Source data
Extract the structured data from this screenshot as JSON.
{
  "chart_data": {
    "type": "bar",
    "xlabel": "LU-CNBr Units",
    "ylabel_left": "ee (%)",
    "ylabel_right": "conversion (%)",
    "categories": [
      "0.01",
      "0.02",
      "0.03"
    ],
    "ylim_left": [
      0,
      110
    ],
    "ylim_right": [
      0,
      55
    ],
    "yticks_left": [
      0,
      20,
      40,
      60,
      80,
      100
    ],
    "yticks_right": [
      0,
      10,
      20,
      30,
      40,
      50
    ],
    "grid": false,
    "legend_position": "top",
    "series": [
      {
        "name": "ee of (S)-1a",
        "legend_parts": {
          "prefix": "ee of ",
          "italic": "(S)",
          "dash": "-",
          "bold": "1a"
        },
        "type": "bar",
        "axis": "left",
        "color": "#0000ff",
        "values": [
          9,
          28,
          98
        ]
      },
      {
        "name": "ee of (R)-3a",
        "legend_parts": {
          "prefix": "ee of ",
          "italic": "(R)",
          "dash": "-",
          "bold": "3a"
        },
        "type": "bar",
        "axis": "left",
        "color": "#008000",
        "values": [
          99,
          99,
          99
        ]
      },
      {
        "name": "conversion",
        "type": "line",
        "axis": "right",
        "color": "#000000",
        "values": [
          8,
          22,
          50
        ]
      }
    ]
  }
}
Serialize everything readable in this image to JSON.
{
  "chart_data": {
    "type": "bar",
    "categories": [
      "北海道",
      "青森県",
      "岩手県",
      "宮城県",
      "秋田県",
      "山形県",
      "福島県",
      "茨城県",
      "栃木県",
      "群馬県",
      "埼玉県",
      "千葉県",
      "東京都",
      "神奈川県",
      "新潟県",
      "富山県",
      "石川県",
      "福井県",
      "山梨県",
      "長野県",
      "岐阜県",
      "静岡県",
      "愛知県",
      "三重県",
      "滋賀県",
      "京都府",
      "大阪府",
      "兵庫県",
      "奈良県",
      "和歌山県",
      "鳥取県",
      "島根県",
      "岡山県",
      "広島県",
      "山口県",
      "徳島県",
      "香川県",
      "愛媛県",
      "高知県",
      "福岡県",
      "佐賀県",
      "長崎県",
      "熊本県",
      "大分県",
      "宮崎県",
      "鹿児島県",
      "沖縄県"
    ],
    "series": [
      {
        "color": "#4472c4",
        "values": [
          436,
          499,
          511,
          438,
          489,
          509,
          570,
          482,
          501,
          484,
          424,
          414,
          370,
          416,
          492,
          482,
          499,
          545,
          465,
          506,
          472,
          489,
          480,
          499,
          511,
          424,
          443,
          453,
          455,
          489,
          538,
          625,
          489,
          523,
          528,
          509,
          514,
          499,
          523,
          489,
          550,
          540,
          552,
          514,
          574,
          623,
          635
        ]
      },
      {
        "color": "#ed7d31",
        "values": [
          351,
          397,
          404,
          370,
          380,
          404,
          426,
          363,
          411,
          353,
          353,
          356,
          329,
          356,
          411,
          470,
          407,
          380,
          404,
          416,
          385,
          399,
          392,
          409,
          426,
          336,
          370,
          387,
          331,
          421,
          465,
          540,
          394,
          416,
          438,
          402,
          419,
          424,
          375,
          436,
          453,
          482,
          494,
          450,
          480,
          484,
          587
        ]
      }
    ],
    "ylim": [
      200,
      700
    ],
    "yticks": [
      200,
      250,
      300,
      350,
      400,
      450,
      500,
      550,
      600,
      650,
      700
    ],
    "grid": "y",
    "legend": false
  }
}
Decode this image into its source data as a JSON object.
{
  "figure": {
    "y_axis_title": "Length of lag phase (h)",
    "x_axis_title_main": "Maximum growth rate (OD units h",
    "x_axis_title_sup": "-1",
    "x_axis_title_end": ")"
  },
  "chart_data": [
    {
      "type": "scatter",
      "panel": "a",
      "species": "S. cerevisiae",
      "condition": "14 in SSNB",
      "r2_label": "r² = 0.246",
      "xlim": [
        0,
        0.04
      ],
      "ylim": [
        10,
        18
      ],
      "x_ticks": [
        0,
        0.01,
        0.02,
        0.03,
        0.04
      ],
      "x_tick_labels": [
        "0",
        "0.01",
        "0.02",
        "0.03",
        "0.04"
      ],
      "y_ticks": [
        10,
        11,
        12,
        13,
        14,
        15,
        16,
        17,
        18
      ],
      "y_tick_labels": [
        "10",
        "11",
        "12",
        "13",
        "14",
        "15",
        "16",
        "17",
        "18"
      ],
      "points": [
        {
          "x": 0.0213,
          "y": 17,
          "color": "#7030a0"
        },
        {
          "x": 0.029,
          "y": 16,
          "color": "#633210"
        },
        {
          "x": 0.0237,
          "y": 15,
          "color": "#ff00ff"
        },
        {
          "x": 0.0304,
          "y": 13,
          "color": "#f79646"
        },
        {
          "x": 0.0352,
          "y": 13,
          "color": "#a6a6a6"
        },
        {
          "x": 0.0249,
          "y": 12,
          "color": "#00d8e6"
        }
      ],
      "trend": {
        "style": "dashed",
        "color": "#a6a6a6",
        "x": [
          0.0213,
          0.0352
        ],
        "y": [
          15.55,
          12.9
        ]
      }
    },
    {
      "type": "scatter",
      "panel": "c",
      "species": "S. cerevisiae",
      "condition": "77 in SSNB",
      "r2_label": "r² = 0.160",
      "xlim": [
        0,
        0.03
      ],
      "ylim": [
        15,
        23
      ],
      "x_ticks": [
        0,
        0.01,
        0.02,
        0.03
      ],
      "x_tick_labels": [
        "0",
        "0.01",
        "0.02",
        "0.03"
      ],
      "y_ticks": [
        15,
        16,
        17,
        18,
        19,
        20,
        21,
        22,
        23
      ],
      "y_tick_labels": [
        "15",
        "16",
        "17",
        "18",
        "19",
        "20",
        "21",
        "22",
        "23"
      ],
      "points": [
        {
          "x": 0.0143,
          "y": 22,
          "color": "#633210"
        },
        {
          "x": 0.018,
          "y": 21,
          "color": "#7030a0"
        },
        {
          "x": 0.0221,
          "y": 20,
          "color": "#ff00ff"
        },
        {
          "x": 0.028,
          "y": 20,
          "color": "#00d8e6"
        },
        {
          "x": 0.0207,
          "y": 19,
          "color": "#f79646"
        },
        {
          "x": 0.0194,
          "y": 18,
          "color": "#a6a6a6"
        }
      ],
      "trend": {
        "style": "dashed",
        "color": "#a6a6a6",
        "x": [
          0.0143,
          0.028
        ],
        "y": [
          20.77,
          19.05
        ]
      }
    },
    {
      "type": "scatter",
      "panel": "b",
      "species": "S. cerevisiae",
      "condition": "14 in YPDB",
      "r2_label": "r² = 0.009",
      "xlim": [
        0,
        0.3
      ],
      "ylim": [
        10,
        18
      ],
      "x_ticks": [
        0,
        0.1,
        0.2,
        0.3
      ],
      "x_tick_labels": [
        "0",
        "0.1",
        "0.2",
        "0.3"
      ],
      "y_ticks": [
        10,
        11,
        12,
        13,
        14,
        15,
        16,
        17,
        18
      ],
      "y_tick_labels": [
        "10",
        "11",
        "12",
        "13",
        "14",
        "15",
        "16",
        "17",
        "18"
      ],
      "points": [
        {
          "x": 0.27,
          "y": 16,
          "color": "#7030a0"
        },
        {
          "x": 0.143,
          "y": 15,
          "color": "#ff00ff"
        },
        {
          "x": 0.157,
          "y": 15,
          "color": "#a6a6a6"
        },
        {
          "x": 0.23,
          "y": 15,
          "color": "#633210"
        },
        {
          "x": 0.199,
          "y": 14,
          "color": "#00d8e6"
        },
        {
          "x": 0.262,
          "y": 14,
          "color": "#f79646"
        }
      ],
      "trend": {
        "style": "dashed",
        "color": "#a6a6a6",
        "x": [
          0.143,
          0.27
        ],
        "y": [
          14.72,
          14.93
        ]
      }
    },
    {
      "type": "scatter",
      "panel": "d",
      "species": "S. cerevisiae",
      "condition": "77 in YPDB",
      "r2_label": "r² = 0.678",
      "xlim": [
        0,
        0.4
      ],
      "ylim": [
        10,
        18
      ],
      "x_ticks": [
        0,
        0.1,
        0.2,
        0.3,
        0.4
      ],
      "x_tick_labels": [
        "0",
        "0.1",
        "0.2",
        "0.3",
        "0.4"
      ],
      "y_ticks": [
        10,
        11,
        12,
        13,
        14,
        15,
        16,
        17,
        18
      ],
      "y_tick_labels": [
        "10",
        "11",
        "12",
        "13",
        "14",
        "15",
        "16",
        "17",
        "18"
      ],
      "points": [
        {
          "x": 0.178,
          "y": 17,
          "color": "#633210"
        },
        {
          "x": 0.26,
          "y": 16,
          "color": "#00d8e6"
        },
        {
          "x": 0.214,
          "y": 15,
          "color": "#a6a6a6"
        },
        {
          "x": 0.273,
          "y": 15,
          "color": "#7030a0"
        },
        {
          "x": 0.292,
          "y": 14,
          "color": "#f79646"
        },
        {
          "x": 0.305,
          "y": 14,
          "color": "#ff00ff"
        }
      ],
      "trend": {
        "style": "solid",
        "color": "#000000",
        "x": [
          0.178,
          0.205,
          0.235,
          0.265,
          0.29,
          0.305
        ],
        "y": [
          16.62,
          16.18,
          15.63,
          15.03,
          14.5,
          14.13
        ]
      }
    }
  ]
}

What is asked - Copy each line above that contains the string "YPDB".

Solution -
      "condition": "14 in YPDB",
      "condition": "77 in YPDB",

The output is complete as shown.